— Start of Given records —
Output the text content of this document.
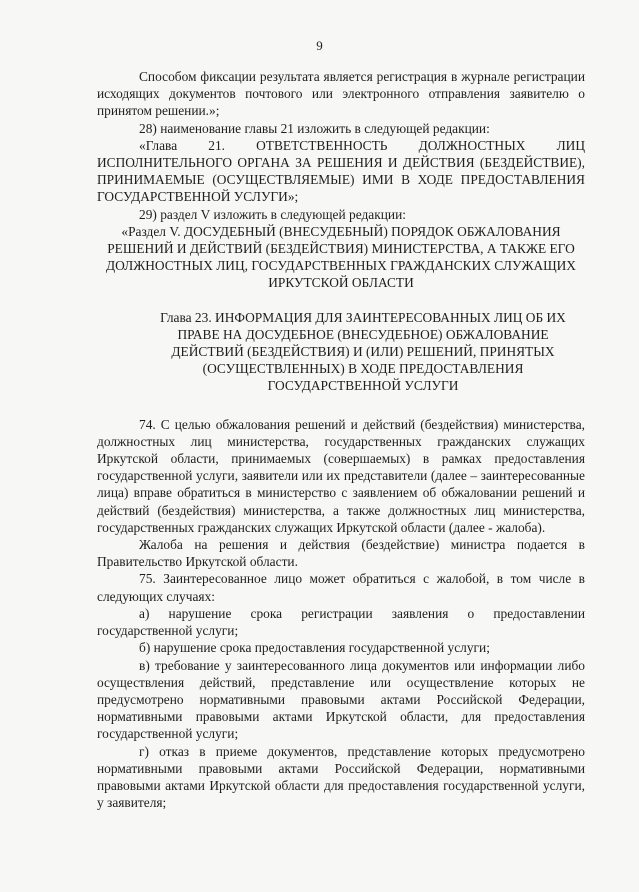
9

Способом фиксации результата является регистрация в журнале регистрации исходящих документов почтового или электронного отправления заявителю о принятом решении.»;

28) наименование главы 21 изложить в следующей редакции:

«Глава 21. ОТВЕТСТВЕННОСТЬ ДОЛЖНОСТНЫХ ЛИЦ ИСПОЛНИТЕЛЬНОГО ОРГАНА ЗА РЕШЕНИЯ И ДЕЙСТВИЯ (БЕЗДЕЙСТВИЕ), ПРИНИМАЕМЫЕ (ОСУЩЕСТВЛЯЕМЫЕ) ИМИ В ХОДЕ ПРЕДОСТАВЛЕНИЯ ГОСУДАРСТВЕННОЙ УСЛУГИ»;

29) раздел V изложить в следующей редакции:

«Раздел V. ДОСУДЕБНЫЙ (ВНЕСУДЕБНЫЙ) ПОРЯДОК ОБЖАЛОВАНИЯ РЕШЕНИЙ И ДЕЙСТВИЙ (БЕЗДЕЙСТВИЯ) МИНИСТЕРСТВА, А ТАКЖЕ ЕГО ДОЛЖНОСТНЫХ ЛИЦ, ГОСУДАРСТВЕННЫХ ГРАЖДАНСКИХ СЛУЖАЩИХ ИРКУТСКОЙ ОБЛАСТИ

Глава 23. ИНФОРМАЦИЯ ДЛЯ ЗАИНТЕРЕСОВАННЫХ ЛИЦ ОБ ИХ ПРАВЕ НА ДОСУДЕБНОЕ (ВНЕСУДЕБНОЕ) ОБЖАЛОВАНИЕ ДЕЙСТВИЙ (БЕЗДЕЙСТВИЯ) И (ИЛИ) РЕШЕНИЙ, ПРИНЯТЫХ (ОСУЩЕСТВЛЕННЫХ) В ХОДЕ ПРЕДОСТАВЛЕНИЯ ГОСУДАРСТВЕННОЙ УСЛУГИ

74. С целью обжалования решений и действий (бездействия) министерства, должностных лиц министерства, государственных гражданских служащих Иркутской области, принимаемых (совершаемых) в рамках предоставления государственной услуги, заявители или их представители (далее – заинтересованные лица) вправе обратиться в министерство с заявлением об обжаловании решений и действий (бездействия) министерства, а также должностных лиц министерства, государственных гражданских служащих Иркутской области (далее - жалоба).

Жалоба на решения и действия (бездействие) министра подается в Правительство Иркутской области.

75. Заинтересованное лицо может обратиться с жалобой, в том числе в следующих случаях:

а) нарушение срока регистрации заявления о предоставлении государственной услуги;

б) нарушение срока предоставления государственной услуги;

в) требование у заинтересованного лица документов или информации либо осуществления действий, представление или осуществление которых не предусмотрено нормативными правовыми актами Российской Федерации, нормативными правовыми актами Иркутской области, для предоставления государственной услуги;

г) отказ в приеме документов, представление которых предусмотрено нормативными правовыми актами Российской Федерации, нормативными правовыми актами Иркутской области для предоставления государственной услуги, у заявителя;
— End of Given records —
Repeat the lines above exactly, and keep every picture out.

Output the text content of this document.
9

Способом фиксации результата является регистрация в журнале регистрации исходящих документов почтового или электронного отправления заявителю о принятом решении.»;

28) наименование главы 21 изложить в следующей редакции:

«Глава 21. ОТВЕТСТВЕННОСТЬ ДОЛЖНОСТНЫХ ЛИЦ ИСПОЛНИТЕЛЬНОГО ОРГАНА ЗА РЕШЕНИЯ И ДЕЙСТВИЯ (БЕЗДЕЙСТВИЕ), ПРИНИМАЕМЫЕ (ОСУЩЕСТВЛЯЕМЫЕ) ИМИ В ХОДЕ ПРЕДОСТАВЛЕНИЯ ГОСУДАРСТВЕННОЙ УСЛУГИ»;

29) раздел V изложить в следующей редакции:

«Раздел V. ДОСУДЕБНЫЙ (ВНЕСУДЕБНЫЙ) ПОРЯДОК ОБЖАЛОВАНИЯ РЕШЕНИЙ И ДЕЙСТВИЙ (БЕЗДЕЙСТВИЯ) МИНИСТЕРСТВА, А ТАКЖЕ ЕГО ДОЛЖНОСТНЫХ ЛИЦ, ГОСУДАРСТВЕННЫХ ГРАЖДАНСКИХ СЛУЖАЩИХ ИРКУТСКОЙ ОБЛАСТИ

Глава 23. ИНФОРМАЦИЯ ДЛЯ ЗАИНТЕРЕСОВАННЫХ ЛИЦ ОБ ИХ ПРАВЕ НА ДОСУДЕБНОЕ (ВНЕСУДЕБНОЕ) ОБЖАЛОВАНИЕ ДЕЙСТВИЙ (БЕЗДЕЙСТВИЯ) И (ИЛИ) РЕШЕНИЙ, ПРИНЯТЫХ (ОСУЩЕСТВЛЕННЫХ) В ХОДЕ ПРЕДОСТАВЛЕНИЯ ГОСУДАРСТВЕННОЙ УСЛУГИ

74. С целью обжалования решений и действий (бездействия) министерства, должностных лиц министерства, государственных гражданских служащих Иркутской области, принимаемых (совершаемых) в рамках предоставления государственной услуги, заявители или их представители (далее – заинтересованные лица) вправе обратиться в министерство с заявлением об обжаловании решений и действий (бездействия) министерства, а также должностных лиц министерства, государственных гражданских служащих Иркутской области (далее - жалоба).

Жалоба на решения и действия (бездействие) министра подается в Правительство Иркутской области.

75. Заинтересованное лицо может обратиться с жалобой, в том числе в следующих случаях:

а) нарушение срока регистрации заявления о предоставлении государственной услуги;

б) нарушение срока предоставления государственной услуги;

в) требование у заинтересованного лица документов или информации либо осуществления действий, представление или осуществление которых не предусмотрено нормативными правовыми актами Российской Федерации, нормативными правовыми актами Иркутской области, для предоставления государственной услуги;

г) отказ в приеме документов, представление которых предусмотрено нормативными правовыми актами Российской Федерации, нормативными правовыми актами Иркутской области для предоставления государственной услуги, у заявителя;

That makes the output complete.